Return the listing below in full, with every line exactly as it is.

— Start EXTRACTED MATERIAL —

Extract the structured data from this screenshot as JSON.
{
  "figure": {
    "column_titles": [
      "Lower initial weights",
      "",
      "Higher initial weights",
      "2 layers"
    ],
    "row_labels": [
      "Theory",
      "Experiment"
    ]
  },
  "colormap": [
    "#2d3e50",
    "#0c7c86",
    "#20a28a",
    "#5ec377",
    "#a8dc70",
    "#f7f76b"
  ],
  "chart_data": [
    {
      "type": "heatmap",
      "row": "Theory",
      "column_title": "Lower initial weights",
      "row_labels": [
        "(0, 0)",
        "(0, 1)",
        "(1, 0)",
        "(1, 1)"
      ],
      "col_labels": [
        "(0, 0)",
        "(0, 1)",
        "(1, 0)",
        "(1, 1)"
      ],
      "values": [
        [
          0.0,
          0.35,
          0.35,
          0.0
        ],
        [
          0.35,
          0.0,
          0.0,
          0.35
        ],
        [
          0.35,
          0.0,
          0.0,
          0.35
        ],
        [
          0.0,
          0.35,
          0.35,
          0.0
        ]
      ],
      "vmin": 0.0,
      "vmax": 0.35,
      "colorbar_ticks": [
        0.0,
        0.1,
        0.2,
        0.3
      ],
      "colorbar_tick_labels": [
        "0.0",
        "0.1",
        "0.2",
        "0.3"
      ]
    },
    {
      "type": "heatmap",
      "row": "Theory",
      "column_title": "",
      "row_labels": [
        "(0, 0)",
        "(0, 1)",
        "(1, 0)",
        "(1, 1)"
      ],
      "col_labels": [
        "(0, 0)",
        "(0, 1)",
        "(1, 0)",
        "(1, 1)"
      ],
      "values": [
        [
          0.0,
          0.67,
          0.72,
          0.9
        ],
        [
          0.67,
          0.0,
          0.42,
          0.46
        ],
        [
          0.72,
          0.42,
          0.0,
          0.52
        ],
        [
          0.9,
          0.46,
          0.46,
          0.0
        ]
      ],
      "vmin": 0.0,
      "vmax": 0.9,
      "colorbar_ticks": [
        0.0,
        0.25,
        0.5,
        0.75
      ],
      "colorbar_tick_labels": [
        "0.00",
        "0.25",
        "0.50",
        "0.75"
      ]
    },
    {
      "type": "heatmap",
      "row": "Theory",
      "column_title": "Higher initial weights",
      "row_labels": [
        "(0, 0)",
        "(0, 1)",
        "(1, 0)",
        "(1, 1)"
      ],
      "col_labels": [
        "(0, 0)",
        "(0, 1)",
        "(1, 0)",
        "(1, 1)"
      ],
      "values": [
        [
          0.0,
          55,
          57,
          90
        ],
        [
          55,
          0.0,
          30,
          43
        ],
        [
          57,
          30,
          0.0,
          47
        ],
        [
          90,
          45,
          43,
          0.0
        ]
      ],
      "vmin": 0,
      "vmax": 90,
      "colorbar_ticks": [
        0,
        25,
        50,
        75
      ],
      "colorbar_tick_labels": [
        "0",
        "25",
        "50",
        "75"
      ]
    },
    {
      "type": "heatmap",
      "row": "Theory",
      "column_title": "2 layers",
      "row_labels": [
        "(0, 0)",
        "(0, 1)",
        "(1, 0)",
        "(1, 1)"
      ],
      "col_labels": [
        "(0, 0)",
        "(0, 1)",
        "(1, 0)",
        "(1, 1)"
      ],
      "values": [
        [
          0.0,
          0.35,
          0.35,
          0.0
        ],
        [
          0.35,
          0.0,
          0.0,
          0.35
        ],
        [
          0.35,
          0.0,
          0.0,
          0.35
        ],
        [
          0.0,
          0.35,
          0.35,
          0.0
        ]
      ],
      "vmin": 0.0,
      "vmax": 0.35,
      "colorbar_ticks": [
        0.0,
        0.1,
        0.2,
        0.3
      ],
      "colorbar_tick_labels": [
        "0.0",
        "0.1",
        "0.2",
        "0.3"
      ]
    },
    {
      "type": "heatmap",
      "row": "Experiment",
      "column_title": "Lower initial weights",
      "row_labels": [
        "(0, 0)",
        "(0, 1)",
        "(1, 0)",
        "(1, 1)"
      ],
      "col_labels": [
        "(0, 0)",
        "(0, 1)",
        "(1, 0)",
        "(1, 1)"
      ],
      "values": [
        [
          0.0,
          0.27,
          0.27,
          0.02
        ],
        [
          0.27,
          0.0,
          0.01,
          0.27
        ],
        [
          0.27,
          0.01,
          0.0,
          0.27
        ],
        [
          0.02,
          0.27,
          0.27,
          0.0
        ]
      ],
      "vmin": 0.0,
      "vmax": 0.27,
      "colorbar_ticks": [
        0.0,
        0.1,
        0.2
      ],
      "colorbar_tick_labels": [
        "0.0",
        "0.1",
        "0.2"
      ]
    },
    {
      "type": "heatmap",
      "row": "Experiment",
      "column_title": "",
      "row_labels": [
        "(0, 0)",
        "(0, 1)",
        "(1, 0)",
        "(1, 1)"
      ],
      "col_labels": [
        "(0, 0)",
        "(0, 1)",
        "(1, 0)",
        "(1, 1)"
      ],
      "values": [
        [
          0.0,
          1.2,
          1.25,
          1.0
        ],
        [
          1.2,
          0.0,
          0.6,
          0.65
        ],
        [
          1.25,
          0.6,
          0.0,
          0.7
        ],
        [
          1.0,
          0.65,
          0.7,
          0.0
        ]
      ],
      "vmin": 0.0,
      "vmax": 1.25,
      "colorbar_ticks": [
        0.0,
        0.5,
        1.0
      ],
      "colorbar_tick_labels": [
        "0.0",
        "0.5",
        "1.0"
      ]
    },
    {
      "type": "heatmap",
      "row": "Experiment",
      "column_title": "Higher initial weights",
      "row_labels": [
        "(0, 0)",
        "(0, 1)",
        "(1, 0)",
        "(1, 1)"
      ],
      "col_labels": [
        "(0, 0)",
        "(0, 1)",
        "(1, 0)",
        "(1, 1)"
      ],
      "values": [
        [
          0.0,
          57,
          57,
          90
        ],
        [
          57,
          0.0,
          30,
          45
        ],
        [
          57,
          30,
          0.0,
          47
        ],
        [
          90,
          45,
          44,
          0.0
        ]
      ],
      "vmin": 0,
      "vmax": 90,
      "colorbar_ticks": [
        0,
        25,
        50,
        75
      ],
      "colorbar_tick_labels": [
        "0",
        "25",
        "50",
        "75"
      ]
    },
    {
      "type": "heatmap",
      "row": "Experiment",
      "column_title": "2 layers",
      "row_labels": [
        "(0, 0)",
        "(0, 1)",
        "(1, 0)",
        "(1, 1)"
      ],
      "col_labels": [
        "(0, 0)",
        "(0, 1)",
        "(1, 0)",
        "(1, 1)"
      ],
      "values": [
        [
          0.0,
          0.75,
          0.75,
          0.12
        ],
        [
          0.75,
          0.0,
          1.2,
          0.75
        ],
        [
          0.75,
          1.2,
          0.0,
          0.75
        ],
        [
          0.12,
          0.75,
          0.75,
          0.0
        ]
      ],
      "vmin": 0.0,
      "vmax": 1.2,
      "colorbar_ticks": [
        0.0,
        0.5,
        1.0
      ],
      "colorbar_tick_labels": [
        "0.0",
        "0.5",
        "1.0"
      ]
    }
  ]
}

— End EXTRACTED MATERIAL —

* **CORRECT OUTPUT**
Extract the structured data from this screenshot as JSON.
{
  "figure": {
    "column_titles": [
      "Lower initial weights",
      "",
      "Higher initial weights",
      "2 layers"
    ],
    "row_labels": [
      "Theory",
      "Experiment"
    ]
  },
  "colormap": [
    "#2d3e50",
    "#0c7c86",
    "#20a28a",
    "#5ec377",
    "#a8dc70",
    "#f7f76b"
  ],
  "chart_data": [
    {
      "type": "heatmap",
      "row": "Theory",
      "column_title": "Lower initial weights",
      "row_labels": [
        "(0, 0)",
        "(0, 1)",
        "(1, 0)",
        "(1, 1)"
      ],
      "col_labels": [
        "(0, 0)",
        "(0, 1)",
        "(1, 0)",
        "(1, 1)"
      ],
      "values": [
        [
          0.0,
          0.35,
          0.35,
          0.0
        ],
        [
          0.35,
          0.0,
          0.0,
          0.35
        ],
        [
          0.35,
          0.0,
          0.0,
          0.35
        ],
        [
          0.0,
          0.35,
          0.35,
          0.0
        ]
      ],
      "vmin": 0.0,
      "vmax": 0.35,
      "colorbar_ticks": [
        0.0,
        0.1,
        0.2,
        0.3
      ],
      "colorbar_tick_labels": [
        "0.0",
        "0.1",
        "0.2",
        "0.3"
      ]
    },
    {
      "type": "heatmap",
      "row": "Theory",
      "column_title": "",
      "row_labels": [
        "(0, 0)",
        "(0, 1)",
        "(1, 0)",
        "(1, 1)"
      ],
      "col_labels": [
        "(0, 0)",
        "(0, 1)",
        "(1, 0)",
        "(1, 1)"
      ],
      "values": [
        [
          0.0,
          0.67,
          0.72,
          0.9
        ],
        [
          0.67,
          0.0,
          0.42,
          0.46
        ],
        [
          0.72,
          0.42,
          0.0,
          0.52
        ],
        [
          0.9,
          0.46,
          0.46,
          0.0
        ]
      ],
      "vmin": 0.0,
      "vmax": 0.9,
      "colorbar_ticks": [
        0.0,
        0.25,
        0.5,
        0.75
      ],
      "colorbar_tick_labels": [
        "0.00",
        "0.25",
        "0.50",
        "0.75"
      ]
    },
    {
      "type": "heatmap",
      "row": "Theory",
      "column_title": "Higher initial weights",
      "row_labels": [
        "(0, 0)",
        "(0, 1)",
        "(1, 0)",
        "(1, 1)"
      ],
      "col_labels": [
        "(0, 0)",
        "(0, 1)",
        "(1, 0)",
        "(1, 1)"
      ],
      "values": [
        [
          0.0,
          55,
          57,
          90
        ],
        [
          55,
          0.0,
          30,
          43
        ],
        [
          57,
          30,
          0.0,
          47
        ],
        [
          90,
          45,
          43,
          0.0
        ]
      ],
      "vmin": 0,
      "vmax": 90,
      "colorbar_ticks": [
        0,
        25,
        50,
        75
      ],
      "colorbar_tick_labels": [
        "0",
        "25",
        "50",
        "75"
      ]
    },
    {
      "type": "heatmap",
      "row": "Theory",
      "column_title": "2 layers",
      "row_labels": [
        "(0, 0)",
        "(0, 1)",
        "(1, 0)",
        "(1, 1)"
      ],
      "col_labels": [
        "(0, 0)",
        "(0, 1)",
        "(1, 0)",
        "(1, 1)"
      ],
      "values": [
        [
          0.0,
          0.35,
          0.35,
          0.0
        ],
        [
          0.35,
          0.0,
          0.0,
          0.35
        ],
        [
          0.35,
          0.0,
          0.0,
          0.35
        ],
        [
          0.0,
          0.35,
          0.35,
          0.0
        ]
      ],
      "vmin": 0.0,
      "vmax": 0.35,
      "colorbar_ticks": [
        0.0,
        0.1,
        0.2,
        0.3
      ],
      "colorbar_tick_labels": [
        "0.0",
        "0.1",
        "0.2",
        "0.3"
      ]
    },
    {
      "type": "heatmap",
      "row": "Experiment",
      "column_title": "Lower initial weights",
      "row_labels": [
        "(0, 0)",
        "(0, 1)",
        "(1, 0)",
        "(1, 1)"
      ],
      "col_labels": [
        "(0, 0)",
        "(0, 1)",
        "(1, 0)",
        "(1, 1)"
      ],
      "values": [
        [
          0.0,
          0.27,
          0.27,
          0.02
        ],
        [
          0.27,
          0.0,
          0.01,
          0.27
        ],
        [
          0.27,
          0.01,
          0.0,
          0.27
        ],
        [
          0.02,
          0.27,
          0.27,
          0.0
        ]
      ],
      "vmin": 0.0,
      "vmax": 0.27,
      "colorbar_ticks": [
        0.0,
        0.1,
        0.2
      ],
      "colorbar_tick_labels": [
        "0.0",
        "0.1",
        "0.2"
      ]
    },
    {
      "type": "heatmap",
      "row": "Experiment",
      "column_title": "",
      "row_labels": [
        "(0, 0)",
        "(0, 1)",
        "(1, 0)",
        "(1, 1)"
      ],
      "col_labels": [
        "(0, 0)",
        "(0, 1)",
        "(1, 0)",
        "(1, 1)"
      ],
      "values": [
        [
          0.0,
          1.2,
          1.25,
          1.0
        ],
        [
          1.2,
          0.0,
          0.6,
          0.65
        ],
        [
          1.25,
          0.6,
          0.0,
          0.7
        ],
        [
          1.0,
          0.65,
          0.7,
          0.0
        ]
      ],
      "vmin": 0.0,
      "vmax": 1.25,
      "colorbar_ticks": [
        0.0,
        0.5,
        1.0
      ],
      "colorbar_tick_labels": [
        "0.0",
        "0.5",
        "1.0"
      ]
    },
    {
      "type": "heatmap",
      "row": "Experiment",
      "column_title": "Higher initial weights",
      "row_labels": [
        "(0, 0)",
        "(0, 1)",
        "(1, 0)",
        "(1, 1)"
      ],
      "col_labels": [
        "(0, 0)",
        "(0, 1)",
        "(1, 0)",
        "(1, 1)"
      ],
      "values": [
        [
          0.0,
          57,
          57,
          90
        ],
        [
          57,
          0.0,
          30,
          45
        ],
        [
          57,
          30,
          0.0,
          47
        ],
        [
          90,
          45,
          44,
          0.0
        ]
      ],
      "vmin": 0,
      "vmax": 90,
      "colorbar_ticks": [
        0,
        25,
        50,
        75
      ],
      "colorbar_tick_labels": [
        "0",
        "25",
        "50",
        "75"
      ]
    },
    {
      "type": "heatmap",
      "row": "Experiment",
      "column_title": "2 layers",
      "row_labels": [
        "(0, 0)",
        "(0, 1)",
        "(1, 0)",
        "(1, 1)"
      ],
      "col_labels": [
        "(0, 0)",
        "(0, 1)",
        "(1, 0)",
        "(1, 1)"
      ],
      "values": [
        [
          0.0,
          0.75,
          0.75,
          0.12
        ],
        [
          0.75,
          0.0,
          1.2,
          0.75
        ],
        [
          0.75,
          1.2,
          0.0,
          0.75
        ],
        [
          0.12,
          0.75,
          0.75,
          0.0
        ]
      ],
      "vmin": 0.0,
      "vmax": 1.2,
      "colorbar_ticks": [
        0.0,
        0.5,
        1.0
      ],
      "colorbar_tick_labels": [
        "0.0",
        "0.5",
        "1.0"
      ]
    }
  ]
}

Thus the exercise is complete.